**Task instructions:**
Locate each line below that includes "file" and reproduce it.

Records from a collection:
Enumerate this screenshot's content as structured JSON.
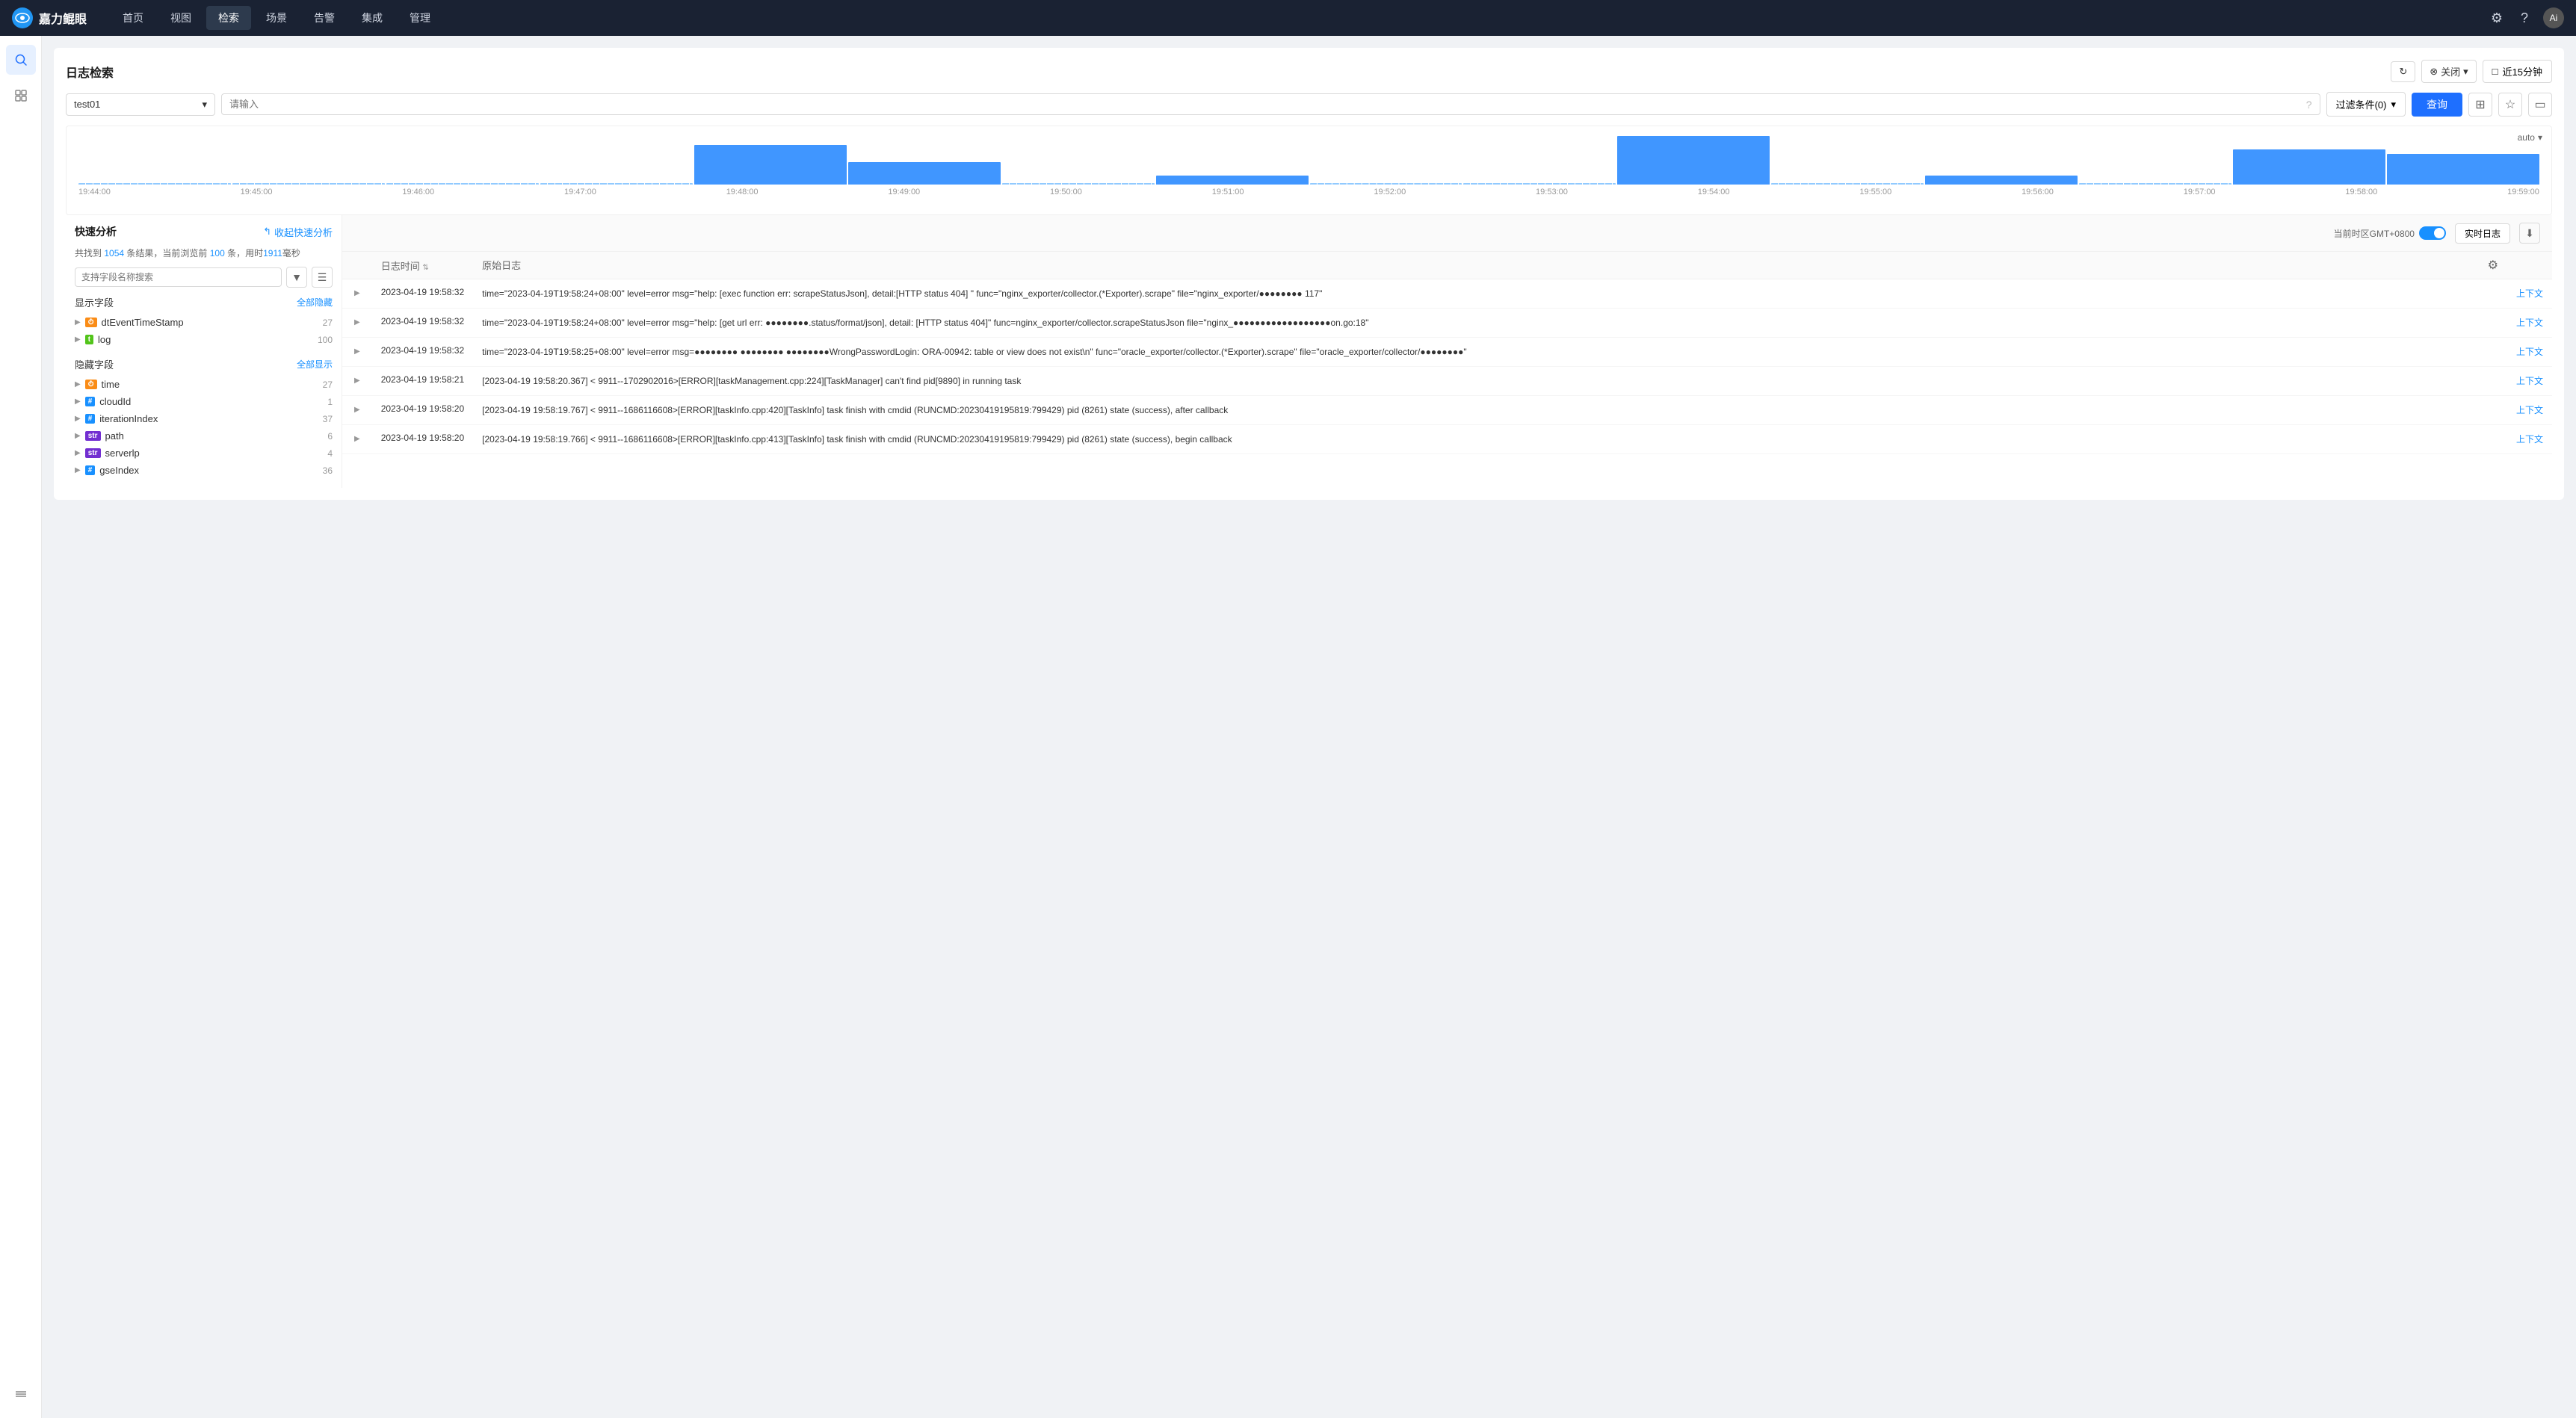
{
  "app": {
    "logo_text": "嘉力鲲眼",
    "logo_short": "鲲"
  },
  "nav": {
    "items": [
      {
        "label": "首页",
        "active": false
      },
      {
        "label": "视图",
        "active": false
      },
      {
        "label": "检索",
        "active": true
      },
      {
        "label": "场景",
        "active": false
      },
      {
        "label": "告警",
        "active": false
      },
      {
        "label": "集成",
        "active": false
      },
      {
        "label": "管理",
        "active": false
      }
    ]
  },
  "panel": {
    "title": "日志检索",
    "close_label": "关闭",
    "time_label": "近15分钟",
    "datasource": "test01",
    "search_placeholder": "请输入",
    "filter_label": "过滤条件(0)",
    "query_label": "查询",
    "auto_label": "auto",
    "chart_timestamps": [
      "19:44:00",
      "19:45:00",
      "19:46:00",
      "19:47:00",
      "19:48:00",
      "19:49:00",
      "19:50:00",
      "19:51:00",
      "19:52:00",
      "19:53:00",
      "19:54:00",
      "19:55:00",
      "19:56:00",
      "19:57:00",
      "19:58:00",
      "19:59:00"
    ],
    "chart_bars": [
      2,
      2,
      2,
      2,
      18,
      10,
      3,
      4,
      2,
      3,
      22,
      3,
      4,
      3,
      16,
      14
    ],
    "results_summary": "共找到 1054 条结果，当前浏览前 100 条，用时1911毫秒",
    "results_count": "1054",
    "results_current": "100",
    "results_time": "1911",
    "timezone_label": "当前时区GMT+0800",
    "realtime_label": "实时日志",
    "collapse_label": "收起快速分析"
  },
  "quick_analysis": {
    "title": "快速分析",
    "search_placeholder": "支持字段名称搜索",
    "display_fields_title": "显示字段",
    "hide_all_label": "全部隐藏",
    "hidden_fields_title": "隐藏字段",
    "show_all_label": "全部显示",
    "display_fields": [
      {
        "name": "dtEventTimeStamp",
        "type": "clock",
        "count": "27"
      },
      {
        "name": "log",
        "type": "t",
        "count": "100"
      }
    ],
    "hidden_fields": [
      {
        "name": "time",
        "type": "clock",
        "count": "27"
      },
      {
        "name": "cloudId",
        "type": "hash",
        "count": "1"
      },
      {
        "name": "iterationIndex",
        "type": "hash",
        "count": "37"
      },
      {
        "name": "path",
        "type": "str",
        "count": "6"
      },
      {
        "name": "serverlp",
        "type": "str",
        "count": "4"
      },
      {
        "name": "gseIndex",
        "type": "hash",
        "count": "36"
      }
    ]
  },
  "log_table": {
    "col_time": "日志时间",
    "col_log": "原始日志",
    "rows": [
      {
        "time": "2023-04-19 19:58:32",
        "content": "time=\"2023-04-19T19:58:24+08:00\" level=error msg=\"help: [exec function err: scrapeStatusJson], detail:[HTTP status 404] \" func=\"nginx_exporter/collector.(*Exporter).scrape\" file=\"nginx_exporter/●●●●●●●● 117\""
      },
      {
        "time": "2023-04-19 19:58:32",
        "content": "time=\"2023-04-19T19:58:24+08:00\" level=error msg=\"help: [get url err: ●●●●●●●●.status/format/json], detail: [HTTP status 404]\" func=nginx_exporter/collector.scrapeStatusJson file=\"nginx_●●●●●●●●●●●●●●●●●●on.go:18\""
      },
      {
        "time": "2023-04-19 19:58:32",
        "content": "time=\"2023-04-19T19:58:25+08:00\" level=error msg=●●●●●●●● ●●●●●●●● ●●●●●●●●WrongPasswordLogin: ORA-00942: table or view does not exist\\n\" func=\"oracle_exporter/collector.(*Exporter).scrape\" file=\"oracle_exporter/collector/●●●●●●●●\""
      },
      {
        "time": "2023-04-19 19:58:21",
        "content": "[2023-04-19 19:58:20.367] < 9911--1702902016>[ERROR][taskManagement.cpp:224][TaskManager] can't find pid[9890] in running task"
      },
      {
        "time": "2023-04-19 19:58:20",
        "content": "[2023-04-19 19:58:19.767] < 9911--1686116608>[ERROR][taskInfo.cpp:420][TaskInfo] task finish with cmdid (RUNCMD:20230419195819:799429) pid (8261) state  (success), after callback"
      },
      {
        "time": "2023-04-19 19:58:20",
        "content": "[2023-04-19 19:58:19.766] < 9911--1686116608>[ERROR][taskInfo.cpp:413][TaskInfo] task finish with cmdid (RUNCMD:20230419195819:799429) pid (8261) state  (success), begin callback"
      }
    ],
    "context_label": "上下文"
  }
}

**Exercise result:**
        "content": "time=\"2023-04-19T19:58:24+08:00\" level=error msg=\"help: [exec function err: scrapeStatusJson], detail:[HTTP status 404] \" func=\"nginx_exporter/collector.(*Exporter).scrape\" file=\"nginx_exporter/●●●●●●●● 117\""
        "content": "time=\"2023-04-19T19:58:24+08:00\" level=error msg=\"help: [get url err: ●●●●●●●●.status/format/json], detail: [HTTP status 404]\" func=nginx_exporter/collector.scrapeStatusJson file=\"nginx_●●●●●●●●●●●●●●●●●●on.go:18\""
        "content": "time=\"2023-04-19T19:58:25+08:00\" level=error msg=●●●●●●●● ●●●●●●●● ●●●●●●●●WrongPasswordLogin: ORA-00942: table or view does not exist\\n\" func=\"oracle_exporter/collector.(*Exporter).scrape\" file=\"oracle_exporter/collector/●●●●●●●●\""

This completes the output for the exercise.